■ **Records**
## Begin

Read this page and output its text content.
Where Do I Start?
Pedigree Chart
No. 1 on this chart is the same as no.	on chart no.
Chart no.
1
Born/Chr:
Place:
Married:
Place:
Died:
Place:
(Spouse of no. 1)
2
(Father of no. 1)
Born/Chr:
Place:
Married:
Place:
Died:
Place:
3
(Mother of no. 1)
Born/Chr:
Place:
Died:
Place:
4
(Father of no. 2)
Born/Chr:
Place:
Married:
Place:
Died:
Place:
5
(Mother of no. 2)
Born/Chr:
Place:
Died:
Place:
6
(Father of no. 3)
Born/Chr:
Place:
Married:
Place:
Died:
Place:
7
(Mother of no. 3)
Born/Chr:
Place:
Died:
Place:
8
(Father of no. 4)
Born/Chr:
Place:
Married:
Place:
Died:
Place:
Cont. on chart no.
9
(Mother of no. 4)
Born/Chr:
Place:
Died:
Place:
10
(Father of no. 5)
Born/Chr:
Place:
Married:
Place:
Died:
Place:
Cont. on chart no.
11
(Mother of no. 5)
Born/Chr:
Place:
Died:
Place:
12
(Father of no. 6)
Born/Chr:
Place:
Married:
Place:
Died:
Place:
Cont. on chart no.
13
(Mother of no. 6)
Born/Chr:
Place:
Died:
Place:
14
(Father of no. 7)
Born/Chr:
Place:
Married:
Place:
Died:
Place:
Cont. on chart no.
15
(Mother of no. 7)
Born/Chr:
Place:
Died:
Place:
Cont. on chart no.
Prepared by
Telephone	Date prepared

## End

■ **Exercise description**
Copy every line from the entries that contains the word "Father".

■ **Answer for the task**
(Father of no. 1)
(Father of no. 2)
(Father of no. 3)
(Father of no. 4)
(Father of no. 5)
(Father of no. 6)
(Father of no. 7)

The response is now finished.